━━ DATA ENTRIES ━━
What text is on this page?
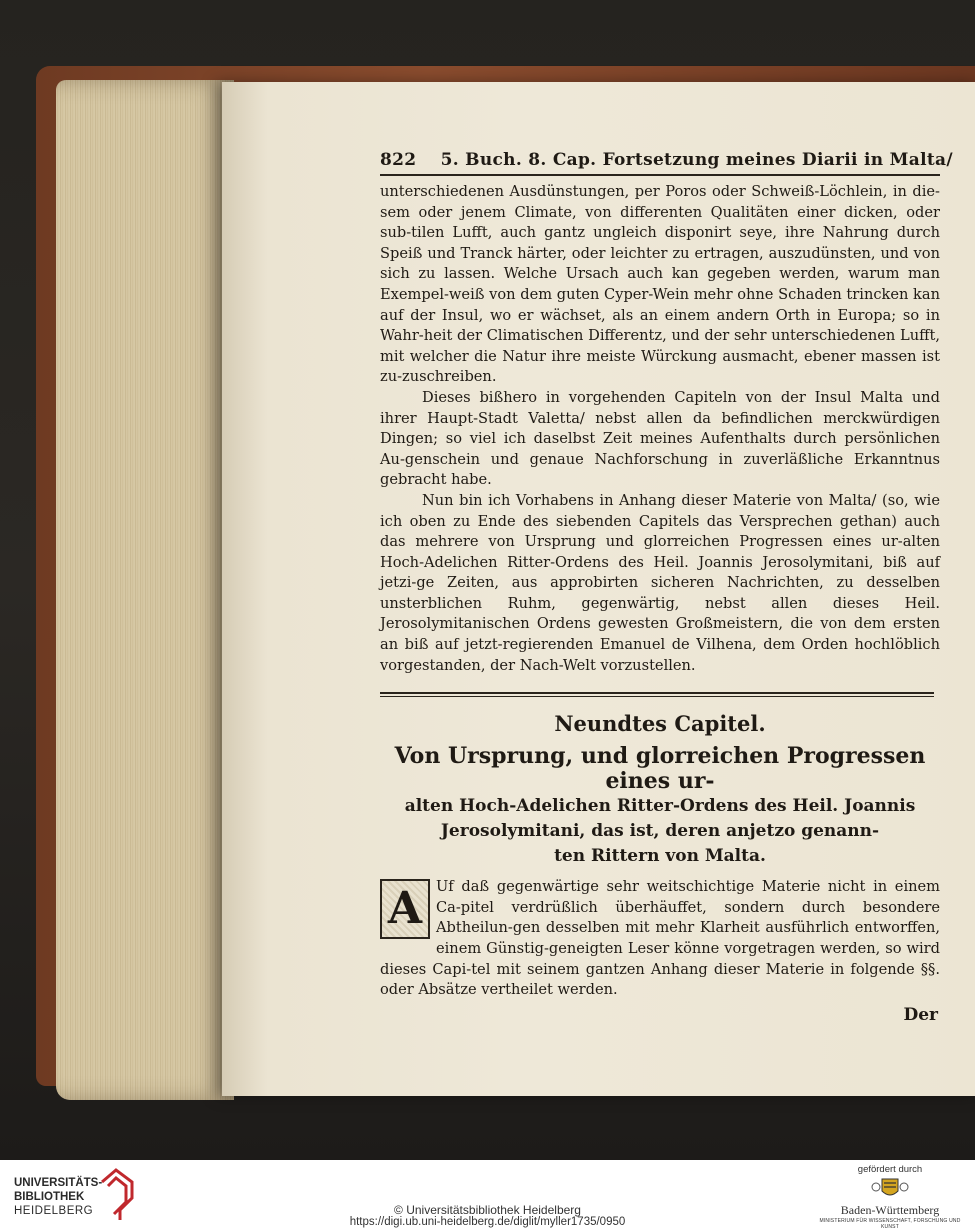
822 5. Buch. 8. Cap. Fortsetzung meines Diarii in Malta/

unterschiedenen Ausdünstungen, per Poros oder Schweiß-Löchlein, in die-sem oder jenem Climate, von differenten Qualitäten einer dicken, oder sub-tilen Lufft, auch gantz ungleich disponirt seye, ihre Nahrung durch Speiß und Tranck härter, oder leichter zu ertragen, auszudünsten, und von sich zu lassen. Welche Ursach auch kan gegeben werden, warum man Exempel-weiß von dem guten Cyper-Wein mehr ohne Schaden trincken kan auf der Insul, wo er wächset, als an einem andern Orth in Europa; so in Wahr-heit der Climatischen Differentz, und der sehr unterschiedenen Lufft, mit welcher die Natur ihre meiste Würckung ausmacht, ebener massen ist zu-zuschreiben.

Dieses bißhero in vorgehenden Capiteln von der Insul Malta und ihrer Haupt-Stadt Valetta/ nebst allen da befindlichen merckwürdigen Dingen; so viel ich daselbst Zeit meines Aufenthalts durch persönlichen Au-genschein und genaue Nachforschung in zuverläßliche Erkanntnus gebracht habe.

Nun bin ich Vorhabens in Anhang dieser Materie von Malta/ (so, wie ich oben zu Ende des siebenden Capitels das Versprechen gethan) auch das mehrere von Ursprung und glorreichen Progressen eines ur-alten Hoch-Adelichen Ritter-Ordens des Heil. Joannis Jerosolymitani, biß auf jetzi-ge Zeiten, aus approbirten sicheren Nachrichten, zu desselben unsterblichen Ruhm, gegenwärtig, nebst allen dieses Heil. Jerosolymitanischen Ordens gewesten Großmeistern, die von dem ersten an biß auf jetzt-regierenden Emanuel de Vilhena, dem Orden hochlöblich vorgestanden, der Nach-Welt vorzustellen.

Neundtes Capitel.
Von Ursprung, und glorreichen Progressen eines ur-
alten Hoch-Adelichen Ritter-Ordens des Heil. Joannis
Jerosolymitani, das ist, deren anjetzo genann-
ten Rittern von Malta.
A Uf daß gegenwärtige sehr weitschichtige Materie nicht in einem Ca-pitel verdrüßlich überhäuffet, sondern durch besondere Abtheilun-gen desselben mit mehr Klarheit ausführlich entworffen, einem Günstig-geneigten Leser könne vorgetragen werden, so wird dieses Capi-tel mit seinem gantzen Anhang dieser Materie in folgende §§. oder Absätze vertheilet werden.

Der
UNIVERSITÄTS-
BIBLIOTHEK
HEIDELBERG	© Universitätsbibliothek Heidelberg
https://digi.ub.uni-heidelberg.de/diglit/myller1735/0950
gefördert durch
Baden-Württemberg
MINISTERIUM FÜR WISSENSCHAFT, FORSCHUNG UND KUNST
━━━
INSTRUCTIONS TO FOLLOW: Using the entries above, find all lines with "Jerosolymitani". Copy them.

TASK RESPONSE:
Nun bin ich Vorhabens in Anhang dieser Materie von Malta/ (so, wie ich oben zu Ende des siebenden Capitels das Versprechen gethan) auch das mehrere von Ursprung und glorreichen Progressen eines ur-alten Hoch-Adelichen Ritter-Ordens des Heil. Joannis Jerosolymitani, biß auf jetzi-ge Zeiten, aus approbirten sicheren Nachrichten, zu desselben unsterblichen Ruhm, gegenwärtig, nebst allen dieses Heil. Jerosolymitanischen Ordens gewesten Großmeistern, die von dem ersten an biß auf jetzt-regierenden Emanuel de Vilhena, dem Orden hochlöblich vorgestanden, der Nach-Welt vorzustellen.
Jerosolymitani, das ist, deren anjetzo genann-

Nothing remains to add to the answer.